+++ DATA FOR THIS TASK
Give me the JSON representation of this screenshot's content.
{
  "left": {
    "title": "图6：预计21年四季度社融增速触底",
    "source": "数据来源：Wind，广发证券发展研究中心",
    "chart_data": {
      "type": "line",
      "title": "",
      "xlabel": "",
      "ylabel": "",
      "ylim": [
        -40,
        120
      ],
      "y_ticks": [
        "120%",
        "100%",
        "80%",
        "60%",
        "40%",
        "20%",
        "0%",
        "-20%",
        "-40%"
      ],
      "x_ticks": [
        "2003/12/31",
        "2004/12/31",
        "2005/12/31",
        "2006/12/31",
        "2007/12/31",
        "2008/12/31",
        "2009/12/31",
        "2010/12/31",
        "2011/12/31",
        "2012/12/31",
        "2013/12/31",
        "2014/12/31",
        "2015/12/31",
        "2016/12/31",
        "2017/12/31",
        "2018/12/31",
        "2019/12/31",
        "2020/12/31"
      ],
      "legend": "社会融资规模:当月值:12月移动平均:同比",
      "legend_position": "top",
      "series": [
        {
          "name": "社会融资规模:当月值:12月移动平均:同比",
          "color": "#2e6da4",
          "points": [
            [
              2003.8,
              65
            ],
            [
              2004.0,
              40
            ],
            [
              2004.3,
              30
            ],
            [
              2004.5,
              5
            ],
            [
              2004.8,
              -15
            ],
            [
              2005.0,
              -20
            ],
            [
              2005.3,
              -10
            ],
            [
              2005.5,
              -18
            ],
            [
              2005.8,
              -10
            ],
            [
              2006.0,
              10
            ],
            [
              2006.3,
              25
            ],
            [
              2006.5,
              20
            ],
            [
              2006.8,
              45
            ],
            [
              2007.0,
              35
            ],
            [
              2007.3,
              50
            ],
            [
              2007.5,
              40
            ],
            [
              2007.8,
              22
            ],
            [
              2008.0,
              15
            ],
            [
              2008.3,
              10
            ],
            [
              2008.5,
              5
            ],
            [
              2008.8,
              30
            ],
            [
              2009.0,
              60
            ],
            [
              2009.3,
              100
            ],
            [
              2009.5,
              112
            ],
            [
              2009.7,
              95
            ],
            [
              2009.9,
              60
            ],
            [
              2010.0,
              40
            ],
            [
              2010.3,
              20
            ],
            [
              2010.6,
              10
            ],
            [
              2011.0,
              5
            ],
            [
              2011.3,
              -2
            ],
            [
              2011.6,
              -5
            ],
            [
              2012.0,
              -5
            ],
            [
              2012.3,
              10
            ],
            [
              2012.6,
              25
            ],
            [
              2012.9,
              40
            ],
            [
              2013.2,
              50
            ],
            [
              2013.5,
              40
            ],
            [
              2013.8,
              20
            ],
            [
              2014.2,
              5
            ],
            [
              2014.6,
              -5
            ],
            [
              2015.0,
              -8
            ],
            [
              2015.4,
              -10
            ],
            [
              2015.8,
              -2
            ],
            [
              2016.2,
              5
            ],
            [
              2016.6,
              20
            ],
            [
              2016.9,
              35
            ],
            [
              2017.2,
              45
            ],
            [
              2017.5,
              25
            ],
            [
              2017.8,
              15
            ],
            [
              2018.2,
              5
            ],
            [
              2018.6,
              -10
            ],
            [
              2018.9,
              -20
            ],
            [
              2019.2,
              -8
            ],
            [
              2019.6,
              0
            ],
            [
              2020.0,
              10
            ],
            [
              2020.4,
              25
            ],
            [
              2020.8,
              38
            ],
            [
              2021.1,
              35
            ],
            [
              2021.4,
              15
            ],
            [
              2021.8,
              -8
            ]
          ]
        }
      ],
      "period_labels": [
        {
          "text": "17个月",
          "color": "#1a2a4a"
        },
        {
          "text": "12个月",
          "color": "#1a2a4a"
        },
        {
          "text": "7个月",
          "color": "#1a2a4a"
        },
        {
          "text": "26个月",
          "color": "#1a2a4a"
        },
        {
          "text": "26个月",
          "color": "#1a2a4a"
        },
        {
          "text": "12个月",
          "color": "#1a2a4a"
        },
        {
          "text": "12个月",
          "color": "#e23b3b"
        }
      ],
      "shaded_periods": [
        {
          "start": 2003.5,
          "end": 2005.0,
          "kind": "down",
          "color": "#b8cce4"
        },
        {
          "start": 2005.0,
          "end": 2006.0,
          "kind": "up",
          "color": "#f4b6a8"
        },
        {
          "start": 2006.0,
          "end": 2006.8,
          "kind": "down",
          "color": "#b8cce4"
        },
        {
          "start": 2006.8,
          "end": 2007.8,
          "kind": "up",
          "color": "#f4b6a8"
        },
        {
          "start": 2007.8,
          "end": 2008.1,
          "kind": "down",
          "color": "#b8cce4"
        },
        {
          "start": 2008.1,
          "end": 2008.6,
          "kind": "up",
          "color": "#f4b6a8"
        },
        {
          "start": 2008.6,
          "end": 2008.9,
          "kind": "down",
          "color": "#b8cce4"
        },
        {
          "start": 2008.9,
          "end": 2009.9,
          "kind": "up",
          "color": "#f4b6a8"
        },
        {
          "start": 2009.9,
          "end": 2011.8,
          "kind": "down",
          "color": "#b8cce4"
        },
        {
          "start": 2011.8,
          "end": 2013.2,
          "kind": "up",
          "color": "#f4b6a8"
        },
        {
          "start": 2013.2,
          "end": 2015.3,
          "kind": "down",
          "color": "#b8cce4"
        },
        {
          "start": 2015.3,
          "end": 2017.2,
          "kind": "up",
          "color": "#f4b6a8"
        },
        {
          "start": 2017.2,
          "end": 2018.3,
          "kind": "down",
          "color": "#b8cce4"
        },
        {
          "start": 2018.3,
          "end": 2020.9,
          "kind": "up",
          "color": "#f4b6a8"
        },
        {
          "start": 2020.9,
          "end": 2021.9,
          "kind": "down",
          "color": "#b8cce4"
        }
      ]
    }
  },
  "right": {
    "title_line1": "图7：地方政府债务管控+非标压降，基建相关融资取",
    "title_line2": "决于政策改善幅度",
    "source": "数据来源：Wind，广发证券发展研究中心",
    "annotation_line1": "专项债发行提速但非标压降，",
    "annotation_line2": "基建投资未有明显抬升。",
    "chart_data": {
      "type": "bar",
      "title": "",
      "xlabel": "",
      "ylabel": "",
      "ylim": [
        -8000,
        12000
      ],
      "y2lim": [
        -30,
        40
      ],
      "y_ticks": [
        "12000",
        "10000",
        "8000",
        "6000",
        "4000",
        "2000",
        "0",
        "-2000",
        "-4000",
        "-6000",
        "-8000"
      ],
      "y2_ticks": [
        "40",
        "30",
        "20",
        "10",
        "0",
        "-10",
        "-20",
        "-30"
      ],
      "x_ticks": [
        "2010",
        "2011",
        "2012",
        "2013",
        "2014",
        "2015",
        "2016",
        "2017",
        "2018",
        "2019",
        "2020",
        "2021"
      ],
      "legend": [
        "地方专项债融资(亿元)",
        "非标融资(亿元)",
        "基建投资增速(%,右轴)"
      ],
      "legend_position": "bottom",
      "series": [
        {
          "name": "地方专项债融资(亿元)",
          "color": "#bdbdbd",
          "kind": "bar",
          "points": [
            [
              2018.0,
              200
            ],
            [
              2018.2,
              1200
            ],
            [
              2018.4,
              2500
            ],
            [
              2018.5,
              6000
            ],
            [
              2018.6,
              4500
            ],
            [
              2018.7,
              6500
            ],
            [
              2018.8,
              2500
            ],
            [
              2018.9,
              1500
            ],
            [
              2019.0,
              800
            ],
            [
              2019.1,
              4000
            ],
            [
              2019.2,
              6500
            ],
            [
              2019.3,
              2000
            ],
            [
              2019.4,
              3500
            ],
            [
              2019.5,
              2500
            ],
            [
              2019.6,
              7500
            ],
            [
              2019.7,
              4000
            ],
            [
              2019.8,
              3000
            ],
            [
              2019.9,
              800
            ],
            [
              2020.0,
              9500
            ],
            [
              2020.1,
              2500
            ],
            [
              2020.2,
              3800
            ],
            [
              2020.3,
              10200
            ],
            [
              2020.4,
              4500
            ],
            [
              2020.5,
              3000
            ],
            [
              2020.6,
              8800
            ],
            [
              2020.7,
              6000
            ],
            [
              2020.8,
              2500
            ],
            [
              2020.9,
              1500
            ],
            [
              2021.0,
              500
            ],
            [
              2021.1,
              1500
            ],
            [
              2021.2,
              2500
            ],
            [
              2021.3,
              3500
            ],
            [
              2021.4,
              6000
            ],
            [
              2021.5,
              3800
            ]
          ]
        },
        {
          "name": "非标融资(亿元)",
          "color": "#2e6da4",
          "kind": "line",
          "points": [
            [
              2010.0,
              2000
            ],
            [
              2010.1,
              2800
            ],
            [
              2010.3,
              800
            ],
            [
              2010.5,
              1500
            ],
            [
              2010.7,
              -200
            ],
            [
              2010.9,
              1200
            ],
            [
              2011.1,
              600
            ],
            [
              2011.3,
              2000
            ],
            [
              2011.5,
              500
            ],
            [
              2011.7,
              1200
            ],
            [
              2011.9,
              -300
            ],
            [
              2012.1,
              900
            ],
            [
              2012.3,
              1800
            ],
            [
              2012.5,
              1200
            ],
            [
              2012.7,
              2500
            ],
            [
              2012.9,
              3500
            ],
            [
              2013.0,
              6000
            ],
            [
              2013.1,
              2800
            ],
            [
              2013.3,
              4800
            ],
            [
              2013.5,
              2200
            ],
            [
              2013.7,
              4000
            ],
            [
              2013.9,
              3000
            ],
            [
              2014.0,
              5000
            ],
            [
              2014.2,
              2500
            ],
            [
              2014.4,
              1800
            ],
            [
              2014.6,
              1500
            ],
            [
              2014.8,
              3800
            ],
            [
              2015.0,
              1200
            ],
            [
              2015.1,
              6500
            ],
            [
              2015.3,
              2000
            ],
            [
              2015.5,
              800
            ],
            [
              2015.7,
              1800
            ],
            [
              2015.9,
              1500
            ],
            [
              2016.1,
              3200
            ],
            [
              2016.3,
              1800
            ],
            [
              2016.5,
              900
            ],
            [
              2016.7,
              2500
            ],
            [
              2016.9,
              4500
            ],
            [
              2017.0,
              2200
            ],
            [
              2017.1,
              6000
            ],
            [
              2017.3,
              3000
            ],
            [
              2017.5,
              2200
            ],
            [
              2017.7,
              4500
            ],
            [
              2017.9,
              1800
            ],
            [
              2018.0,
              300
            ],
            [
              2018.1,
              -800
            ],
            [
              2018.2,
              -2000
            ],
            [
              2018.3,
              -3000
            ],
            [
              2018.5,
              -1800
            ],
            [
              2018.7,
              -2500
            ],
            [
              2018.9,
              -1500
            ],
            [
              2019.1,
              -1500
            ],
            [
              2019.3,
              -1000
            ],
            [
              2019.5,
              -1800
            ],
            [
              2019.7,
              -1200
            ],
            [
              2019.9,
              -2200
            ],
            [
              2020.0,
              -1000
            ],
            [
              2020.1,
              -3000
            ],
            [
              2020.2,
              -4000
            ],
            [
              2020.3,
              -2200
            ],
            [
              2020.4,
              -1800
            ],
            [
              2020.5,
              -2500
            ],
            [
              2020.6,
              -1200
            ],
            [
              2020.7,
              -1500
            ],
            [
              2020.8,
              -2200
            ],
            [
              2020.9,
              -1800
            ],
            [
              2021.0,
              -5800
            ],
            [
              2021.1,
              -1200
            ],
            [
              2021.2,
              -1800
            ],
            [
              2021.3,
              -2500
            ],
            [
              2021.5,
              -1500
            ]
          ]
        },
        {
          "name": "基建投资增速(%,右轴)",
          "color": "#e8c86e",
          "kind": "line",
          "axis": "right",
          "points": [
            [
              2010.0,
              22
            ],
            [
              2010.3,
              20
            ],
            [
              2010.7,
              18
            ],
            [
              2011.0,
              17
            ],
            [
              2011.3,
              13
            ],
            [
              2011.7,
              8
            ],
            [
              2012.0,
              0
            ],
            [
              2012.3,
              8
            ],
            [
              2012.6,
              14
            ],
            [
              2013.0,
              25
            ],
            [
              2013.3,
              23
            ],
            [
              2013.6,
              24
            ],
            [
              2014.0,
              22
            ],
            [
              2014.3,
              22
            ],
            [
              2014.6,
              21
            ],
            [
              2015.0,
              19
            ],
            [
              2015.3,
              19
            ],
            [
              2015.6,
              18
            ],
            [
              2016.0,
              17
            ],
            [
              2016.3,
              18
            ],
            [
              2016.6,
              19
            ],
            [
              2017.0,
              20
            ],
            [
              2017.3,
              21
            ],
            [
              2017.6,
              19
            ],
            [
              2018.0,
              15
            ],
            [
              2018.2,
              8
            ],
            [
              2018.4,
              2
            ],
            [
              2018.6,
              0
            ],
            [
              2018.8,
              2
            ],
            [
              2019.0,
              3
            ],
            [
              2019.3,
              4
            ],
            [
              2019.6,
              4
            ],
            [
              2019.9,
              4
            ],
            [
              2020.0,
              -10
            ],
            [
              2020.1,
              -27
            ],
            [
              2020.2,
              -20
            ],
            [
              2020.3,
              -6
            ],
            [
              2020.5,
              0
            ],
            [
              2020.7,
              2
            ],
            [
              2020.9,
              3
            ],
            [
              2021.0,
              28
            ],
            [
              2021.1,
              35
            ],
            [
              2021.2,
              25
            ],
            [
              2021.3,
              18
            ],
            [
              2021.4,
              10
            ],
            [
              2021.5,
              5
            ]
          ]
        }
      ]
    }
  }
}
++++++
:: PROBLEM REQUIREMENTS ::
In the entries above, find each line with the word "name" and copy it.

:: TASK RESPONSE ::
          "name": "社会融资规模:当月值:12月移动平均:同比",
          "name": "地方专项债融资(亿元)",
          "name": "非标融资(亿元)",
          "name": "基建投资增速(%,右轴)",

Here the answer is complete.